• _Data records_:
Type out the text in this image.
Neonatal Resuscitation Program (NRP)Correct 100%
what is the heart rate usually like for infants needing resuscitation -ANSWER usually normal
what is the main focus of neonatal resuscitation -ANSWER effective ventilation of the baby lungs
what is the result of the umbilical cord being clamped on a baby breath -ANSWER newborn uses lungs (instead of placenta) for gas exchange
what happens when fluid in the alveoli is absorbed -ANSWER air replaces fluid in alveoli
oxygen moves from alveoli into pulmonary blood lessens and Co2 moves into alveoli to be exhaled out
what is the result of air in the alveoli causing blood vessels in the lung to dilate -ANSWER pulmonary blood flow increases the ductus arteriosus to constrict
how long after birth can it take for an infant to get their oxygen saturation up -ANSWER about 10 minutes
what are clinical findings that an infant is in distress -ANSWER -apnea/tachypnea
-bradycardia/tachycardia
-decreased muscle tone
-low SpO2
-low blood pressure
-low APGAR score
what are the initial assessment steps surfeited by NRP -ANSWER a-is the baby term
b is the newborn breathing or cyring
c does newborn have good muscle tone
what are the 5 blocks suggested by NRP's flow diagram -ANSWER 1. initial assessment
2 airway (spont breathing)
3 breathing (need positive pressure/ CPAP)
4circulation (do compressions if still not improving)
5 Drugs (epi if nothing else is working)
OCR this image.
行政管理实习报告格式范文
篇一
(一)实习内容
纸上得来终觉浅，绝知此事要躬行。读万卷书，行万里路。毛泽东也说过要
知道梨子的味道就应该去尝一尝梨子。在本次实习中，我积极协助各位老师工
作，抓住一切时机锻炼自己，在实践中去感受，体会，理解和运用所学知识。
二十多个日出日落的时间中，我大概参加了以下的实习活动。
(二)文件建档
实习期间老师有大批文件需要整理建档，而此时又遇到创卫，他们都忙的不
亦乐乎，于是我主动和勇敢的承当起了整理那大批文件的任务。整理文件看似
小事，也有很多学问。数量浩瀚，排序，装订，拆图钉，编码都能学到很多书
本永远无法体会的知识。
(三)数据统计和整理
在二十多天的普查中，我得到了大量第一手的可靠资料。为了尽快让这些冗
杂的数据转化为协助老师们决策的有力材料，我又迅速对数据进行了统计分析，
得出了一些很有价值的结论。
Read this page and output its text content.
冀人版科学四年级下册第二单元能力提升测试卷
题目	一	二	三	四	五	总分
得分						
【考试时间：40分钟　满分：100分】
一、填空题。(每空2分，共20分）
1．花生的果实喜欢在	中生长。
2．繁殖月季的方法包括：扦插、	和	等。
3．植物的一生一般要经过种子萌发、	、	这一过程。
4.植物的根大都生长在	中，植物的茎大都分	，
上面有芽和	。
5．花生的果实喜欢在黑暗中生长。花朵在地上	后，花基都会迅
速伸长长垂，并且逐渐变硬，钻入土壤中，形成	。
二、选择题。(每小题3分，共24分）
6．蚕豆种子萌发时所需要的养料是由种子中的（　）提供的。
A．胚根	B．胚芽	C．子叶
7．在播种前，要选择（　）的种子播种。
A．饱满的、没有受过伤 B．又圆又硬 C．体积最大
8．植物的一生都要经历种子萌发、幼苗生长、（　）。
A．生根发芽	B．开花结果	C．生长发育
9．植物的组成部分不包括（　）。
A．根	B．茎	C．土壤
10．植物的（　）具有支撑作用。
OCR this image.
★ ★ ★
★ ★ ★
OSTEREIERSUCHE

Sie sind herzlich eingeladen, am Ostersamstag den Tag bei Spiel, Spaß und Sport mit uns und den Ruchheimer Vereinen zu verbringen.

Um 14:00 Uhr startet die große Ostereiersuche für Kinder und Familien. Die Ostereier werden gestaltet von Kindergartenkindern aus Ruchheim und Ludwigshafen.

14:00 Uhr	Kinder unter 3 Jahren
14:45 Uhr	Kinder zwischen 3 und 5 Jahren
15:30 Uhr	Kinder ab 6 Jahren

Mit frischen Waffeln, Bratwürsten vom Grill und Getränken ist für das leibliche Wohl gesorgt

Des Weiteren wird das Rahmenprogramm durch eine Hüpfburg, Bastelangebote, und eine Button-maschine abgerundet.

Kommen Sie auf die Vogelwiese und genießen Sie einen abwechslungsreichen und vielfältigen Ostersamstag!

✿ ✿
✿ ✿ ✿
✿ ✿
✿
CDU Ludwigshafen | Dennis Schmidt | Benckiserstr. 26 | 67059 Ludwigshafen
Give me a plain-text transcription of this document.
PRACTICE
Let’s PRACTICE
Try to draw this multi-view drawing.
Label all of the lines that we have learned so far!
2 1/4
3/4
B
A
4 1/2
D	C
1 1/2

• _Exercise objective_: Using the listing above, locate the lines that hold "this" and copy each one.

• _Task output_:
Type out the text in this image.
OCR this image.
Read this page and output its text content.
OCR this image.
Give me a plain-text transcription of this document.
Try to draw this multi-view drawing.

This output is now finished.